## Input for this task
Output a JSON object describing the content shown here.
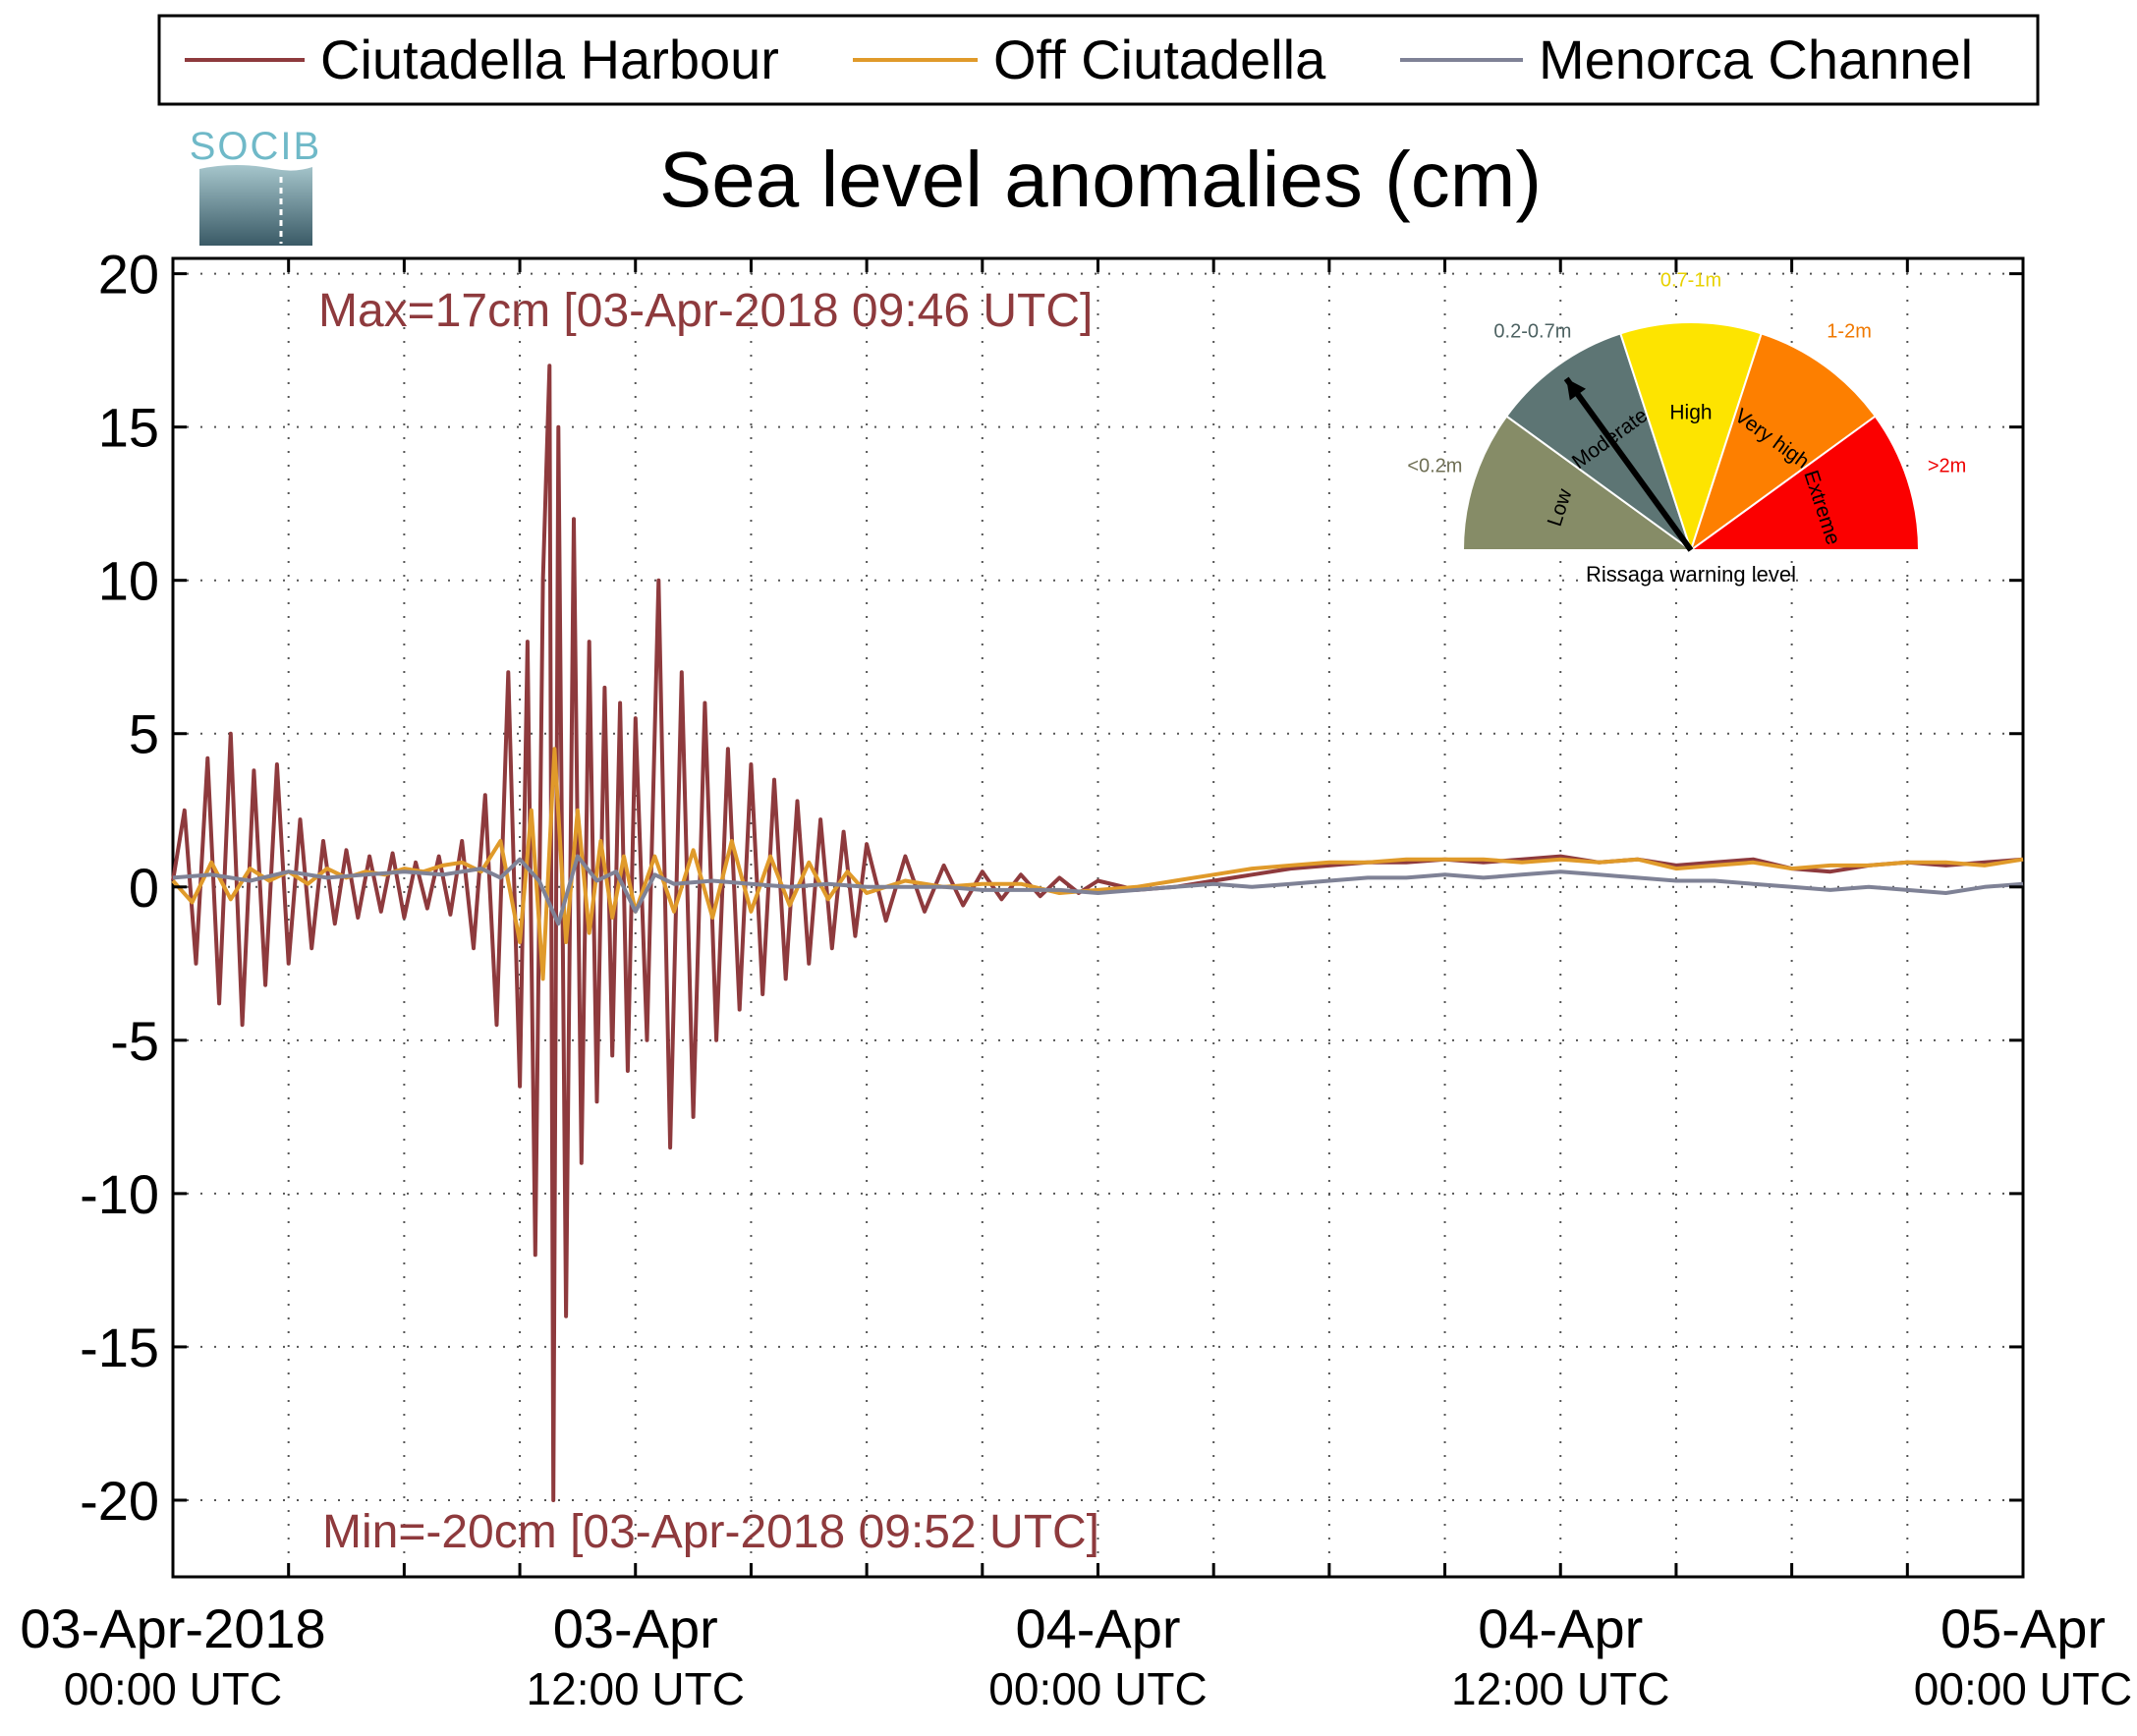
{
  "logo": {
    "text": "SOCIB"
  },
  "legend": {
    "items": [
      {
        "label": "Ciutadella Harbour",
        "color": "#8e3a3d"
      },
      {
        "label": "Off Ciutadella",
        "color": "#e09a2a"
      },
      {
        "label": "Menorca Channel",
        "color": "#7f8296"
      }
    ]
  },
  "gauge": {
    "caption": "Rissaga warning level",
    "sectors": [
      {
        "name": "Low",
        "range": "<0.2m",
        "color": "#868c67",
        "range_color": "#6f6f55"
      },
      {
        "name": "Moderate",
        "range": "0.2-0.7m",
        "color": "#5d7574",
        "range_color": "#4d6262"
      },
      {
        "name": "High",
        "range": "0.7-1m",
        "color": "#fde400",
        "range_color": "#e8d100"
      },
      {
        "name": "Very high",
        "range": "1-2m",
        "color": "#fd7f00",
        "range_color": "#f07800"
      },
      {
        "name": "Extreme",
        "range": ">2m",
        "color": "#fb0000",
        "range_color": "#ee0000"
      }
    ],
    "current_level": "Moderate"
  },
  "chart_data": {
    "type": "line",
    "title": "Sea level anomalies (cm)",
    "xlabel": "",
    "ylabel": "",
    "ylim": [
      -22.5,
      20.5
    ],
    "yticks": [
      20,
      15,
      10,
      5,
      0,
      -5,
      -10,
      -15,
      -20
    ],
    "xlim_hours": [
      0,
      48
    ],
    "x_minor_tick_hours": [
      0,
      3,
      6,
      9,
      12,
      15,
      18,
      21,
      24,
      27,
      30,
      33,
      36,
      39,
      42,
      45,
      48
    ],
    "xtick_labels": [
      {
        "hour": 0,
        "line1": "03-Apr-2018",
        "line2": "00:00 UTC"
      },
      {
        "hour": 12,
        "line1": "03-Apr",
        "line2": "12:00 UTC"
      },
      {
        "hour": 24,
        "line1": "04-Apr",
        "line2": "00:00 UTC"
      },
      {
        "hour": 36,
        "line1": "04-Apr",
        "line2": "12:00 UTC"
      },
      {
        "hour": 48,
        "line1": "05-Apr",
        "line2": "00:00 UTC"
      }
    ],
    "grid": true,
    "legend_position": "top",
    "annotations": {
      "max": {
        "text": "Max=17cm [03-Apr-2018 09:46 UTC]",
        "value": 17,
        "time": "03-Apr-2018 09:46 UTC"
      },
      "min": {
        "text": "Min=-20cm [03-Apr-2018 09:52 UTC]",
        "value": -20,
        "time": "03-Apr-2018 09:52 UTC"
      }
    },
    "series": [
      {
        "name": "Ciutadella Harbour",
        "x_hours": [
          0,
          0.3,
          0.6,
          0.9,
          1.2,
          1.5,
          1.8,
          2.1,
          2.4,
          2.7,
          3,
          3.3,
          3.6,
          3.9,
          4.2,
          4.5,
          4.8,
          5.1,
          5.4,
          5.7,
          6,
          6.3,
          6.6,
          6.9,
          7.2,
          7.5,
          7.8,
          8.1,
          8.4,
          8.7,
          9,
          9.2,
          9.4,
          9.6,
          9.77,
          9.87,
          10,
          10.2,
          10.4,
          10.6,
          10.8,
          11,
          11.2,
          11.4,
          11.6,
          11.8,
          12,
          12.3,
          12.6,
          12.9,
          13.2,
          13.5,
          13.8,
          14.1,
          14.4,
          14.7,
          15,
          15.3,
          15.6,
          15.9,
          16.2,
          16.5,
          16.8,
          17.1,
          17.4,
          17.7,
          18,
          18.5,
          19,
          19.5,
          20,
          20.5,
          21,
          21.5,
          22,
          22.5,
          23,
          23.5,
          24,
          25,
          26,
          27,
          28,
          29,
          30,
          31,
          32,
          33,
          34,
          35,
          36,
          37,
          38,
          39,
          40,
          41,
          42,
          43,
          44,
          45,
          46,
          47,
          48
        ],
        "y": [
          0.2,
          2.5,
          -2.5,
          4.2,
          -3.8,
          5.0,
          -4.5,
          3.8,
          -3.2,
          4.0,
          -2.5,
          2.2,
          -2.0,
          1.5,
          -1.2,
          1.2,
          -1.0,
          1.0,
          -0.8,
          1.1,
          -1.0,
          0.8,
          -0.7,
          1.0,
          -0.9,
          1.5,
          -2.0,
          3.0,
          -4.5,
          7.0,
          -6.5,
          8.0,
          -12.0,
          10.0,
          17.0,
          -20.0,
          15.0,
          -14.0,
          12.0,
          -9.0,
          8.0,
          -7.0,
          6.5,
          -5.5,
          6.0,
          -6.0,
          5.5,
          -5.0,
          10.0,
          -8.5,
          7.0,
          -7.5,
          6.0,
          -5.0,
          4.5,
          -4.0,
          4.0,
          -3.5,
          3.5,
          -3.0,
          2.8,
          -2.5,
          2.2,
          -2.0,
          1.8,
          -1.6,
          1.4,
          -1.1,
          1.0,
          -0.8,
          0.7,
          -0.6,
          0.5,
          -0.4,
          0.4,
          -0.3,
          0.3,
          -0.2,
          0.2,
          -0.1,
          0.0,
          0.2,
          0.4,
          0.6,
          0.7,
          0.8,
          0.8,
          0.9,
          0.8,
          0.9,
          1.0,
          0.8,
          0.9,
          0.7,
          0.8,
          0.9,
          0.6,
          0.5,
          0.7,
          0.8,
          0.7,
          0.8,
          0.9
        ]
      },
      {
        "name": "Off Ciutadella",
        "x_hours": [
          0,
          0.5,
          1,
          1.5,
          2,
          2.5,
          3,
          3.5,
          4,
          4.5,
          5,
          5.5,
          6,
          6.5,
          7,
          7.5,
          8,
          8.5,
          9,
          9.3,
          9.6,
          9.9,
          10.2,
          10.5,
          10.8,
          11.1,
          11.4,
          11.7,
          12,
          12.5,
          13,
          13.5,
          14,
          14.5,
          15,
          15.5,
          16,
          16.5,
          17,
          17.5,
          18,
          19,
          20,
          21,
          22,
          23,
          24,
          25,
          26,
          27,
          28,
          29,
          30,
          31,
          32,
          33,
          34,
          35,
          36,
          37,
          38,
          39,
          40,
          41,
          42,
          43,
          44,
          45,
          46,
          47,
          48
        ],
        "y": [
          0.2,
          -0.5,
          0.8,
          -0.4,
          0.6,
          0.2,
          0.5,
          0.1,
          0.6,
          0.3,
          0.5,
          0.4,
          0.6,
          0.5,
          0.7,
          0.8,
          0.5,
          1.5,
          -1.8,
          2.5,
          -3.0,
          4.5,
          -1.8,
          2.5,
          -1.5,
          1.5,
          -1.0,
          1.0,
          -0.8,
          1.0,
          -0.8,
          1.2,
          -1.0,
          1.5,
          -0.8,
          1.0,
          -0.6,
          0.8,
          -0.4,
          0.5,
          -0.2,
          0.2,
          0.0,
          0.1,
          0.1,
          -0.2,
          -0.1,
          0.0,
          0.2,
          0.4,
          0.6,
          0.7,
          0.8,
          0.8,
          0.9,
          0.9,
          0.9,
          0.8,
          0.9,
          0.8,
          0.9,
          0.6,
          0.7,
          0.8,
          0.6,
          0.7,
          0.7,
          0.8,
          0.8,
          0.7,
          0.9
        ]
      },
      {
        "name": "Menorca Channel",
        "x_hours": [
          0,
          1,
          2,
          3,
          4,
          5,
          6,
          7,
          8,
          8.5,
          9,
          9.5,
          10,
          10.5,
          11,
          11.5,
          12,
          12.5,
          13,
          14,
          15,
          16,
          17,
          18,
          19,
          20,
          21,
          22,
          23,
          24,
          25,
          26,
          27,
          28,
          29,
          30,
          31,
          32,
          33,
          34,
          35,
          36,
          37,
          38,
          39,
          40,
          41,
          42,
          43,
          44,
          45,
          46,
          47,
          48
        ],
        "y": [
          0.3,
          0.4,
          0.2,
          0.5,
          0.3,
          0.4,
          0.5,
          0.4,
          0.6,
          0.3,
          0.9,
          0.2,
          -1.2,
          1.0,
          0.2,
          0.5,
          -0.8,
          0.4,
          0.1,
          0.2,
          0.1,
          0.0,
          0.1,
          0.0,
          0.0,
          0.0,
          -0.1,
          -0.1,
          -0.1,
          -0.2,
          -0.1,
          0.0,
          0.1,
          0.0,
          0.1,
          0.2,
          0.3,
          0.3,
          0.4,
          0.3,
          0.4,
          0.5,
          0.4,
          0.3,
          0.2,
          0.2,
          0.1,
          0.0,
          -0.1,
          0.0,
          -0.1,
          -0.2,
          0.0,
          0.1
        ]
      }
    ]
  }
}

## Your goal
Copy each line of the data that contains the word "Menorca".

## Written response
        "label": "Menorca Channel",
        "name": "Menorca Channel",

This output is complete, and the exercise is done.